>> Start RECORDS
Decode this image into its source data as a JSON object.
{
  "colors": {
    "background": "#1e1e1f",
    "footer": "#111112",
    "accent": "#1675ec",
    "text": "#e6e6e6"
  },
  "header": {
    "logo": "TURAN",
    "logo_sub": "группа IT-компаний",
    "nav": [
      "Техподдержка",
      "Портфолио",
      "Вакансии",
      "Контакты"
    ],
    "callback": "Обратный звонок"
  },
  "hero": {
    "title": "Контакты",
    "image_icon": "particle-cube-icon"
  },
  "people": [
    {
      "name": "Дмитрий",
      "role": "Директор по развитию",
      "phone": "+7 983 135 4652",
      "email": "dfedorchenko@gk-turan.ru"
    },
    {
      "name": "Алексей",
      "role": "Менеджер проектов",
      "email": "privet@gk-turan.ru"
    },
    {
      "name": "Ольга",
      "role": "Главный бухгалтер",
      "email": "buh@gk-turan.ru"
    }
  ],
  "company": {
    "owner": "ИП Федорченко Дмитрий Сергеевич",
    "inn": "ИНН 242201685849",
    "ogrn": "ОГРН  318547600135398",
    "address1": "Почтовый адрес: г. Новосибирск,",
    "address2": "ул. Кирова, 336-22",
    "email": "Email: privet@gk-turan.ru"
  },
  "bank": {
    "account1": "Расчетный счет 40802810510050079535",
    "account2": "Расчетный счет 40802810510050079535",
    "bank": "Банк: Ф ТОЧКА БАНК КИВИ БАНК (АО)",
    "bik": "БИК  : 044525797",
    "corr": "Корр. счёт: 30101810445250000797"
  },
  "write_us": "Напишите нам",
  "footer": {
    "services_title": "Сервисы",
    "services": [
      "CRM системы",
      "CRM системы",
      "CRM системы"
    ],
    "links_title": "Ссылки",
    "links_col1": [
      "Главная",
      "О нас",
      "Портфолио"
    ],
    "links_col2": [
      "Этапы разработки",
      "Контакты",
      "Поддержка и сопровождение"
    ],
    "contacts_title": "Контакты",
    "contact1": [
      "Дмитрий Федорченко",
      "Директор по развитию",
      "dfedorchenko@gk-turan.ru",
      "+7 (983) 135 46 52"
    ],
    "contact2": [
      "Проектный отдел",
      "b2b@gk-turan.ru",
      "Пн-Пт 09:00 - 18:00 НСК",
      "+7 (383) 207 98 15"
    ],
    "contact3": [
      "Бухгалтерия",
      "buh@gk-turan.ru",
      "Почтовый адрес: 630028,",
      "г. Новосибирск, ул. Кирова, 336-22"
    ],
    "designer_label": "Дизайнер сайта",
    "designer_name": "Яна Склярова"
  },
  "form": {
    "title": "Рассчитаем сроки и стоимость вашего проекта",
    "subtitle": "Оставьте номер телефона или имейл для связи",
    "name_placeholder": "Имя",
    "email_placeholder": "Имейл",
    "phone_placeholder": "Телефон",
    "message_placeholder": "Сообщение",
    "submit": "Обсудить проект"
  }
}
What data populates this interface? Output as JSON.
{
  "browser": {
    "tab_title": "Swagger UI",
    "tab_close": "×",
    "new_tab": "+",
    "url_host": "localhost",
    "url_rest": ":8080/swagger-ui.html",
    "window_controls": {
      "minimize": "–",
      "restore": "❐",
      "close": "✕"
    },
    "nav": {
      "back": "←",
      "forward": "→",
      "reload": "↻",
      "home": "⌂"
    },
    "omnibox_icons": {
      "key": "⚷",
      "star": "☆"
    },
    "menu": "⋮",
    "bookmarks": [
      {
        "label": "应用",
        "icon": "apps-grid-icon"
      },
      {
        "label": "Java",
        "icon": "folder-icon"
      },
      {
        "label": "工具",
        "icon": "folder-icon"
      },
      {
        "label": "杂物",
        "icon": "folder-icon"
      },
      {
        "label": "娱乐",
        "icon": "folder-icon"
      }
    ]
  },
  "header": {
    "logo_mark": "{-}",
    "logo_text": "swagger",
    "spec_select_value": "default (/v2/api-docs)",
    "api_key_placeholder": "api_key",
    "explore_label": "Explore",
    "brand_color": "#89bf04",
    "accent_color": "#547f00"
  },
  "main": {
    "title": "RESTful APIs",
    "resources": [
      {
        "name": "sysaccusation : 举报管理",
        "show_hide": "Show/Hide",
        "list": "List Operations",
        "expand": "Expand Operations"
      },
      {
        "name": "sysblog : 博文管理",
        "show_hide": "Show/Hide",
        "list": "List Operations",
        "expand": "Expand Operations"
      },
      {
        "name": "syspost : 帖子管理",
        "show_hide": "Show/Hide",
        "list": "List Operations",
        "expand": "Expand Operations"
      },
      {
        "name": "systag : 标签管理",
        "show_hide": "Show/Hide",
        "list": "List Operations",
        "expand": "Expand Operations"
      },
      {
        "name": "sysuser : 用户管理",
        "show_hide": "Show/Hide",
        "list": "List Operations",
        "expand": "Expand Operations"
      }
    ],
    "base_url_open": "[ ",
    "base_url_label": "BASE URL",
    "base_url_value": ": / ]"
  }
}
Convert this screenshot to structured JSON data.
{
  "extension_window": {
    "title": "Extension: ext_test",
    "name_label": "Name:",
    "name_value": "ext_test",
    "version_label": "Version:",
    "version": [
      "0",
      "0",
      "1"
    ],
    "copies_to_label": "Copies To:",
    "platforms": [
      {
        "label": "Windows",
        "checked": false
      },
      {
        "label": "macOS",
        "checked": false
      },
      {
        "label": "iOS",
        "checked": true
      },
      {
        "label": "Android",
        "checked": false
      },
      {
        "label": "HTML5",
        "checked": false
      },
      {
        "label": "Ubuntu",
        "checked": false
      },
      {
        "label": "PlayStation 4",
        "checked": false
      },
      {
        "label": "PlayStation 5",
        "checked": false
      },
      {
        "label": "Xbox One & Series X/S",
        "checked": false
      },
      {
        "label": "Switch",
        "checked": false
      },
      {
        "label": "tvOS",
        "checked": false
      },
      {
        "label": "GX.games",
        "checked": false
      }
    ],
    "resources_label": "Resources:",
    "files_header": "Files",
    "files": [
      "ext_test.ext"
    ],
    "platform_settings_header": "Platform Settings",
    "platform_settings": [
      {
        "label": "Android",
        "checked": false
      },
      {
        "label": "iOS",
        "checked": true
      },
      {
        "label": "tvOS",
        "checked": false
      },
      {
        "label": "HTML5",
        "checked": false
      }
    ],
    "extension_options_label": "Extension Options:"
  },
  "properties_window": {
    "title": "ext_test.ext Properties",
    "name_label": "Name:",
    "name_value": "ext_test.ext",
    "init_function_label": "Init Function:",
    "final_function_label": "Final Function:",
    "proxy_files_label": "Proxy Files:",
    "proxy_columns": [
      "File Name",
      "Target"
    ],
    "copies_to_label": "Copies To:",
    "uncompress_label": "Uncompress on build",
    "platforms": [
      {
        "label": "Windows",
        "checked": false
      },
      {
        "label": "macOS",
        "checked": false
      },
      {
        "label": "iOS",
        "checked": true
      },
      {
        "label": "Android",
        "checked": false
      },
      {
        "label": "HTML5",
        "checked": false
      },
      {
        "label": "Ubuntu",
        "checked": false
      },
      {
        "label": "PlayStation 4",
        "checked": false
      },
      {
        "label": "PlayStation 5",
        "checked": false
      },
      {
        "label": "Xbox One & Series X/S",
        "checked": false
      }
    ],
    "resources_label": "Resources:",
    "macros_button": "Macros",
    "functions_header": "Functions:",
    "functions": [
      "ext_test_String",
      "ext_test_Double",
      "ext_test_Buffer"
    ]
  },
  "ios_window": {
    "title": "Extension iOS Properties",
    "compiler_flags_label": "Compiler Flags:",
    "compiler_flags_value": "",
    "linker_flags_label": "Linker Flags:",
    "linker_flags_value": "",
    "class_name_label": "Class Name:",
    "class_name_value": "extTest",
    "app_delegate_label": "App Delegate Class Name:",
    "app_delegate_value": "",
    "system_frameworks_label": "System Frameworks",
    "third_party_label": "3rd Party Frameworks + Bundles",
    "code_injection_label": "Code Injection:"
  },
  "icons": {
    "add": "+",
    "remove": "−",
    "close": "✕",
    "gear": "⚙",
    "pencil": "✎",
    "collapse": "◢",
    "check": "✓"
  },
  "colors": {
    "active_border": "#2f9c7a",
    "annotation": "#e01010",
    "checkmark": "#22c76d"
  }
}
>> End RECORDS
_WHAT IS ASKED_
From the data above, pick out each line containing "Почтовый" and copy it.

_COMPLETED EXERCISE_
    "address1": "Почтовый адрес: г. Новосибирск,",
      "Почтовый адрес: 630028,",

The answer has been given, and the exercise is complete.